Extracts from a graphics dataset
============================================================

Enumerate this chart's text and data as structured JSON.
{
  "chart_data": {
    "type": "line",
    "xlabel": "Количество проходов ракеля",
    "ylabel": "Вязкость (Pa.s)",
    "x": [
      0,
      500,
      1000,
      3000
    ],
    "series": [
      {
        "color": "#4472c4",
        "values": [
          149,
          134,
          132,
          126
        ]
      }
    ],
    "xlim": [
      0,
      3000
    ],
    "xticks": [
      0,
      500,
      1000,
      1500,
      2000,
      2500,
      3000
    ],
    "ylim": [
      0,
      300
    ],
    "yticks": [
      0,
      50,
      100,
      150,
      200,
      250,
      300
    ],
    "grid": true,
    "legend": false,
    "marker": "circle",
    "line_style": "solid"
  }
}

============================================================

*Short task:* Repeat all of the records above exactly as they appear.

*Expected answer:*
Enumerate this chart's text and data as structured JSON.
{
  "chart_data": {
    "type": "line",
    "xlabel": "Количество проходов ракеля",
    "ylabel": "Вязкость (Pa.s)",
    "x": [
      0,
      500,
      1000,
      3000
    ],
    "series": [
      {
        "color": "#4472c4",
        "values": [
          149,
          134,
          132,
          126
        ]
      }
    ],
    "xlim": [
      0,
      3000
    ],
    "xticks": [
      0,
      500,
      1000,
      1500,
      2000,
      2500,
      3000
    ],
    "ylim": [
      0,
      300
    ],
    "yticks": [
      0,
      50,
      100,
      150,
      200,
      250,
      300
    ],
    "grid": true,
    "legend": false,
    "marker": "circle",
    "line_style": "solid"
  }
}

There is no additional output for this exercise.